## What the exercise asks
Quote each line of the material verbatim, without the pictures.

## Data shown
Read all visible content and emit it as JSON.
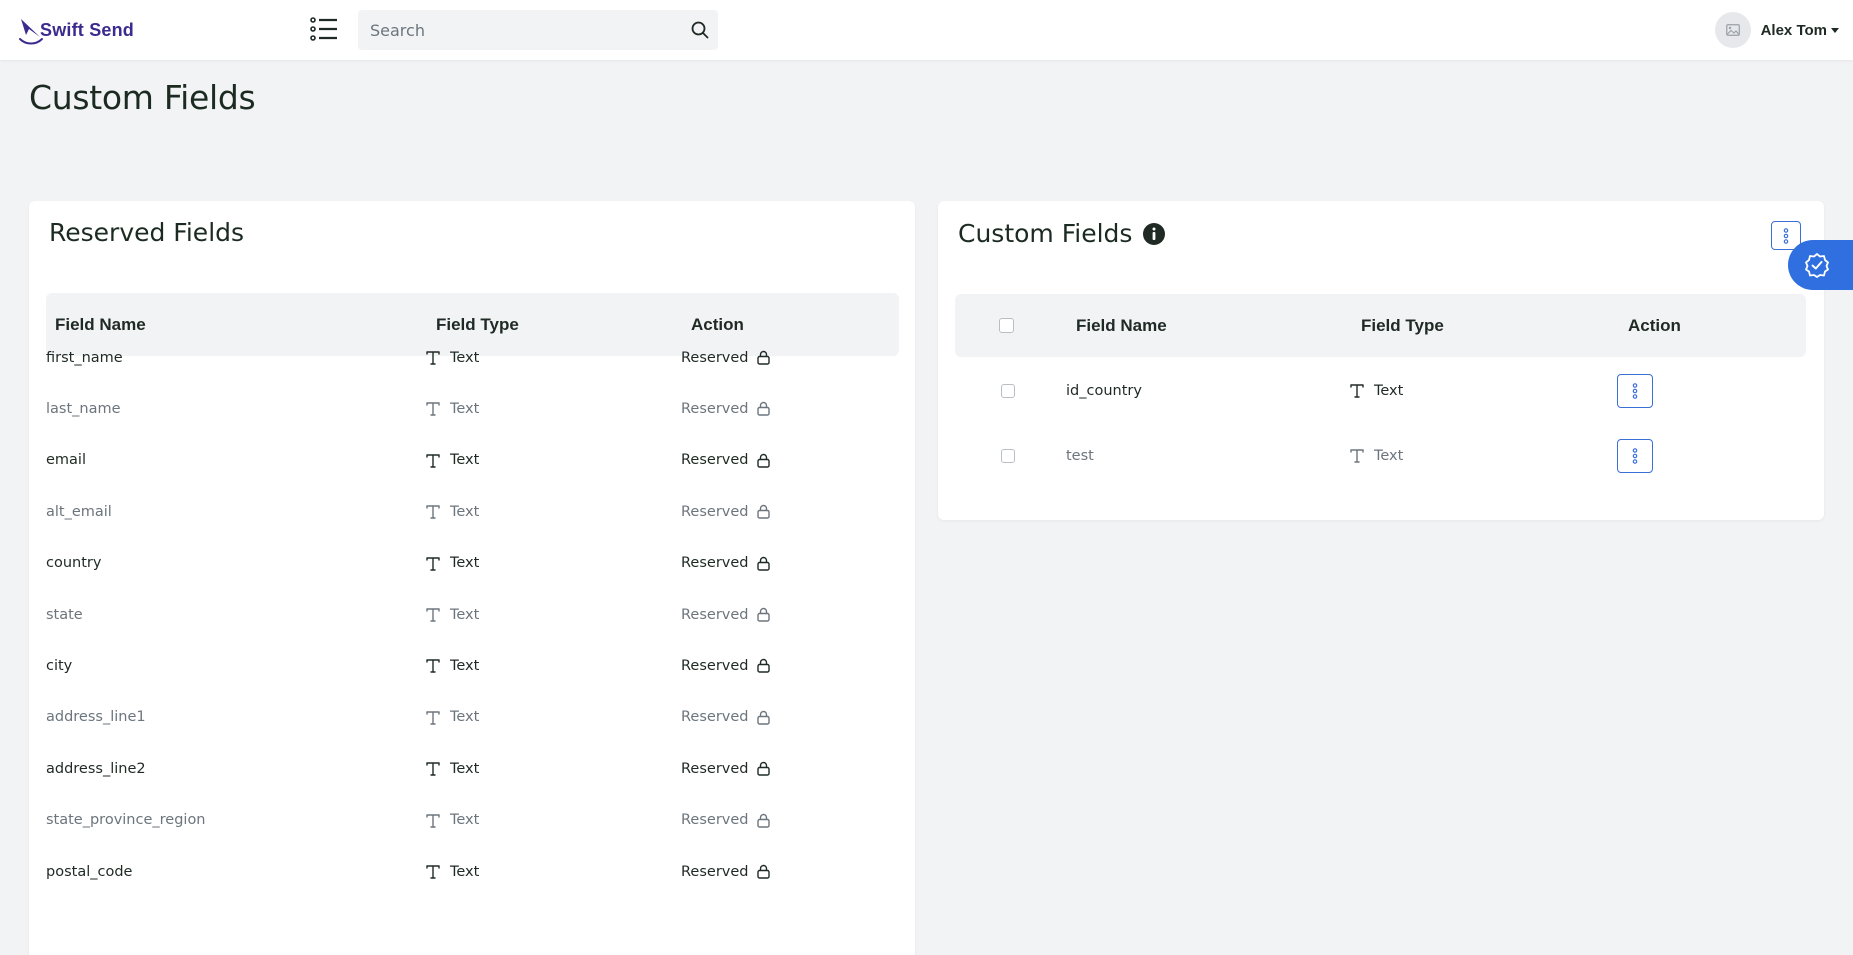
{
  "app": {
    "logo_text": "Swift Send"
  },
  "header": {
    "search_placeholder": "Search",
    "user_name": "Alex Tom"
  },
  "page": {
    "title": "Custom Fields"
  },
  "reserved": {
    "title": "Reserved Fields",
    "columns": {
      "name": "Field Name",
      "type": "Field Type",
      "action": "Action"
    },
    "rows": [
      {
        "name": "first_name",
        "type": "Text",
        "action": "Reserved"
      },
      {
        "name": "last_name",
        "type": "Text",
        "action": "Reserved"
      },
      {
        "name": "email",
        "type": "Text",
        "action": "Reserved"
      },
      {
        "name": "alt_email",
        "type": "Text",
        "action": "Reserved"
      },
      {
        "name": "country",
        "type": "Text",
        "action": "Reserved"
      },
      {
        "name": "state",
        "type": "Text",
        "action": "Reserved"
      },
      {
        "name": "city",
        "type": "Text",
        "action": "Reserved"
      },
      {
        "name": "address_line1",
        "type": "Text",
        "action": "Reserved"
      },
      {
        "name": "address_line2",
        "type": "Text",
        "action": "Reserved"
      },
      {
        "name": "state_province_region",
        "type": "Text",
        "action": "Reserved"
      },
      {
        "name": "postal_code",
        "type": "Text",
        "action": "Reserved"
      }
    ]
  },
  "custom": {
    "title": "Custom Fields",
    "columns": {
      "name": "Field Name",
      "type": "Field Type",
      "action": "Action"
    },
    "rows": [
      {
        "name": "id_country",
        "type": "Text"
      },
      {
        "name": "test",
        "type": "Text"
      }
    ]
  },
  "icons": {
    "menu": "list-icon",
    "search": "search-icon",
    "avatar": "image-placeholder-icon",
    "field_type": "text-type-icon",
    "reserved": "lock-icon",
    "row_action": "kebab-icon",
    "info": "info-icon",
    "float_badge": "verified-badge-icon"
  },
  "colors": {
    "brand": "#3b2a8f",
    "accent": "#2f6fe0",
    "action_border": "#3b6fd8",
    "background": "#f2f3f5"
  }
}
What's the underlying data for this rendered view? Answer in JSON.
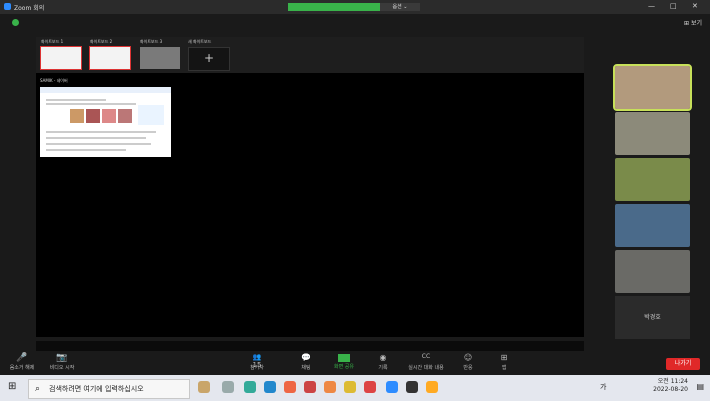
{
  "window": {
    "title": "Zoom 회의",
    "share_control_label": "옵션 ⌄",
    "minimize": "—",
    "maximize": "□",
    "close": "✕"
  },
  "header": {
    "view_button": "⊞ 보기"
  },
  "thumbnails": [
    {
      "label": "화이트보드 1"
    },
    {
      "label": "화이트보드 2"
    },
    {
      "label": "화이트보드 3"
    },
    {
      "label": "새 화이트보드",
      "add": "+"
    }
  ],
  "shared_window": {
    "label": "SAMIK - 네이버"
  },
  "controls": [
    {
      "label": "음소거 해제"
    },
    {
      "label": "비디오 시작"
    },
    {
      "label": "참가자",
      "count": "15"
    },
    {
      "label": "채팅"
    },
    {
      "label": "화면 공유"
    },
    {
      "label": "기록"
    },
    {
      "label": "실시간 대화 내용"
    },
    {
      "label": "반응"
    },
    {
      "label": "앱"
    }
  ],
  "leave_button": "나가기",
  "gallery": {
    "name_tile": "박경호"
  },
  "taskbar": {
    "search_placeholder": "검색하려면 여기에 입력하십시오",
    "time": "오전 11:24",
    "date": "2022-08-20",
    "lang": "가"
  },
  "colors": {
    "share_green": "#39b24a",
    "leave_red": "#e02828",
    "active_speaker": "#c7e05a",
    "accent_blue": "#2d8cff"
  }
}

## Solved exercise
Read all visible content and emit it as JSON.
{
  "app": {
    "logo_text": "Swift Send"
  },
  "header": {
    "search_placeholder": "Search",
    "user_name": "Alex Tom"
  },
  "page": {
    "title": "Custom Fields"
  },
  "reserved": {
    "title": "Reserved Fields",
    "columns": {
      "name": "Field Name",
      "type": "Field Type",
      "action": "Action"
    },
    "rows": [
      {
        "name": "first_name",
        "type": "Text",
        "action": "Reserved"
      },
      {
        "name": "last_name",
        "type": "Text",
        "action": "Reserved"
      },
      {
        "name": "email",
        "type": "Text",
        "action": "Reserved"
      },
      {
        "name": "alt_email",
        "type": "Text",
        "action": "Reserved"
      },
      {
        "name": "country",
        "type": "Text",
        "action": "Reserved"
      },
      {
        "name": "state",
        "type": "Text",
        "action": "Reserved"
      },
      {
        "name": "city",
        "type": "Text",
        "action": "Reserved"
      },
      {
        "name": "address_line1",
        "type": "Text",
        "action": "Reserved"
      },
      {
        "name": "address_line2",
        "type": "Text",
        "action": "Reserved"
      },
      {
        "name": "state_province_region",
        "type": "Text",
        "action": "Reserved"
      },
      {
        "name": "postal_code",
        "type": "Text",
        "action": "Reserved"
      }
    ]
  },
  "custom": {
    "title": "Custom Fields",
    "columns": {
      "name": "Field Name",
      "type": "Field Type",
      "action": "Action"
    },
    "rows": [
      {
        "name": "id_country",
        "type": "Text"
      },
      {
        "name": "test",
        "type": "Text"
      }
    ]
  },
  "icons": {
    "menu": "list-icon",
    "search": "search-icon",
    "avatar": "image-placeholder-icon",
    "field_type": "text-type-icon",
    "reserved": "lock-icon",
    "row_action": "kebab-icon",
    "info": "info-icon",
    "float_badge": "verified-badge-icon"
  },
  "colors": {
    "brand": "#3b2a8f",
    "accent": "#2f6fe0",
    "action_border": "#3b6fd8",
    "background": "#f2f3f5"
  }
}
What's the underlying data for this rendered view? Answer in JSON.
{
  "window": {
    "title": "Zoom 회의",
    "share_control_label": "옵션 ⌄",
    "minimize": "—",
    "maximize": "□",
    "close": "✕"
  },
  "header": {
    "view_button": "⊞ 보기"
  },
  "thumbnails": [
    {
      "label": "화이트보드 1"
    },
    {
      "label": "화이트보드 2"
    },
    {
      "label": "화이트보드 3"
    },
    {
      "label": "새 화이트보드",
      "add": "+"
    }
  ],
  "shared_window": {
    "label": "SAMIK - 네이버"
  },
  "controls": [
    {
      "label": "음소거 해제"
    },
    {
      "label": "비디오 시작"
    },
    {
      "label": "참가자",
      "count": "15"
    },
    {
      "label": "채팅"
    },
    {
      "label": "화면 공유"
    },
    {
      "label": "기록"
    },
    {
      "label": "실시간 대화 내용"
    },
    {
      "label": "반응"
    },
    {
      "label": "앱"
    }
  ],
  "leave_button": "나가기",
  "gallery": {
    "name_tile": "박경호"
  },
  "taskbar": {
    "search_placeholder": "검색하려면 여기에 입력하십시오",
    "time": "오전 11:24",
    "date": "2022-08-20",
    "lang": "가"
  },
  "colors": {
    "share_green": "#39b24a",
    "leave_red": "#e02828",
    "active_speaker": "#c7e05a",
    "accent_blue": "#2d8cff"
  }
}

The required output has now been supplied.